■ **Task prompt**:
Nothing may be dropped or altered: reproduce all the data.

■ **Provided data**:
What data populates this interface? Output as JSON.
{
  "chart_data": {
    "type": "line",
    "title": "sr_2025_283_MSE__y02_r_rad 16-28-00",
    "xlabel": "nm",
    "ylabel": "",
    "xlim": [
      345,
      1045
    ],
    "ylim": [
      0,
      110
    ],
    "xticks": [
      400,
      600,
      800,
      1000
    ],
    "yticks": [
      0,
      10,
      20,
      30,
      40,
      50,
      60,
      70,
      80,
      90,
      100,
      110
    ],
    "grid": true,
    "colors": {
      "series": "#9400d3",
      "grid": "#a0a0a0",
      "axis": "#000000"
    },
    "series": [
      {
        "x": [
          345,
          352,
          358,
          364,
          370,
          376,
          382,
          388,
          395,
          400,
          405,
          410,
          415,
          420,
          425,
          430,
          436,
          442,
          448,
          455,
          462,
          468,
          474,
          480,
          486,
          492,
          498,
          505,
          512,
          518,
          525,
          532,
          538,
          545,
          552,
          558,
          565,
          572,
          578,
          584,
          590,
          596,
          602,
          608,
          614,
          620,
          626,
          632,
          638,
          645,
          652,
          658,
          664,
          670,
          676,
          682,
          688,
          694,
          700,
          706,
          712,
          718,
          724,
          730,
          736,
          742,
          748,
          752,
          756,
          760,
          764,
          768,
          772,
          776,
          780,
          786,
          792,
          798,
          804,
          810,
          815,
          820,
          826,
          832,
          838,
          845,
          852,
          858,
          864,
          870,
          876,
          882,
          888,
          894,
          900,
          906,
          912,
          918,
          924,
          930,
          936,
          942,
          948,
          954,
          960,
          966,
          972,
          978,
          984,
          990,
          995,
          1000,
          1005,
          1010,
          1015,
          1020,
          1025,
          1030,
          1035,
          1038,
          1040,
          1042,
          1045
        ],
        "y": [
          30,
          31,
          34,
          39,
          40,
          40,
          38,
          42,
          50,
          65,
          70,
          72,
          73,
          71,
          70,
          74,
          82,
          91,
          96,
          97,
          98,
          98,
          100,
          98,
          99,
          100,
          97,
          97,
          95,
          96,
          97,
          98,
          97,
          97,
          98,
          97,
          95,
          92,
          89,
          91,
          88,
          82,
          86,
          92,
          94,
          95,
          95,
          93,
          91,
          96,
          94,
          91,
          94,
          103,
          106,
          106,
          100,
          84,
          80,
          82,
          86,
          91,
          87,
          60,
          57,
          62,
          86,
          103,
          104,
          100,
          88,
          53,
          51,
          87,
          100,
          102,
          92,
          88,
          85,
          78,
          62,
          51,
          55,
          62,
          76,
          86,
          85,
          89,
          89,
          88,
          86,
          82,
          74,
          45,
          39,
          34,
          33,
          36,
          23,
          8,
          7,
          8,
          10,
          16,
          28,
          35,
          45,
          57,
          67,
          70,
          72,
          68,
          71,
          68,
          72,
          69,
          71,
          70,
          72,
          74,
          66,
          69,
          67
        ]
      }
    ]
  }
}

■ **Solution to this problem**:
What data populates this interface? Output as JSON.
{
  "chart_data": {
    "type": "line",
    "title": "sr_2025_283_MSE__y02_r_rad 16-28-00",
    "xlabel": "nm",
    "ylabel": "",
    "xlim": [
      345,
      1045
    ],
    "ylim": [
      0,
      110
    ],
    "xticks": [
      400,
      600,
      800,
      1000
    ],
    "yticks": [
      0,
      10,
      20,
      30,
      40,
      50,
      60,
      70,
      80,
      90,
      100,
      110
    ],
    "grid": true,
    "colors": {
      "series": "#9400d3",
      "grid": "#a0a0a0",
      "axis": "#000000"
    },
    "series": [
      {
        "x": [
          345,
          352,
          358,
          364,
          370,
          376,
          382,
          388,
          395,
          400,
          405,
          410,
          415,
          420,
          425,
          430,
          436,
          442,
          448,
          455,
          462,
          468,
          474,
          480,
          486,
          492,
          498,
          505,
          512,
          518,
          525,
          532,
          538,
          545,
          552,
          558,
          565,
          572,
          578,
          584,
          590,
          596,
          602,
          608,
          614,
          620,
          626,
          632,
          638,
          645,
          652,
          658,
          664,
          670,
          676,
          682,
          688,
          694,
          700,
          706,
          712,
          718,
          724,
          730,
          736,
          742,
          748,
          752,
          756,
          760,
          764,
          768,
          772,
          776,
          780,
          786,
          792,
          798,
          804,
          810,
          815,
          820,
          826,
          832,
          838,
          845,
          852,
          858,
          864,
          870,
          876,
          882,
          888,
          894,
          900,
          906,
          912,
          918,
          924,
          930,
          936,
          942,
          948,
          954,
          960,
          966,
          972,
          978,
          984,
          990,
          995,
          1000,
          1005,
          1010,
          1015,
          1020,
          1025,
          1030,
          1035,
          1038,
          1040,
          1042,
          1045
        ],
        "y": [
          30,
          31,
          34,
          39,
          40,
          40,
          38,
          42,
          50,
          65,
          70,
          72,
          73,
          71,
          70,
          74,
          82,
          91,
          96,
          97,
          98,
          98,
          100,
          98,
          99,
          100,
          97,
          97,
          95,
          96,
          97,
          98,
          97,
          97,
          98,
          97,
          95,
          92,
          89,
          91,
          88,
          82,
          86,
          92,
          94,
          95,
          95,
          93,
          91,
          96,
          94,
          91,
          94,
          103,
          106,
          106,
          100,
          84,
          80,
          82,
          86,
          91,
          87,
          60,
          57,
          62,
          86,
          103,
          104,
          100,
          88,
          53,
          51,
          87,
          100,
          102,
          92,
          88,
          85,
          78,
          62,
          51,
          55,
          62,
          76,
          86,
          85,
          89,
          89,
          88,
          86,
          82,
          74,
          45,
          39,
          34,
          33,
          36,
          23,
          8,
          7,
          8,
          10,
          16,
          28,
          35,
          45,
          57,
          67,
          70,
          72,
          68,
          71,
          68,
          72,
          69,
          71,
          70,
          72,
          74,
          66,
          69,
          67
        ]
      }
    ]
  }
}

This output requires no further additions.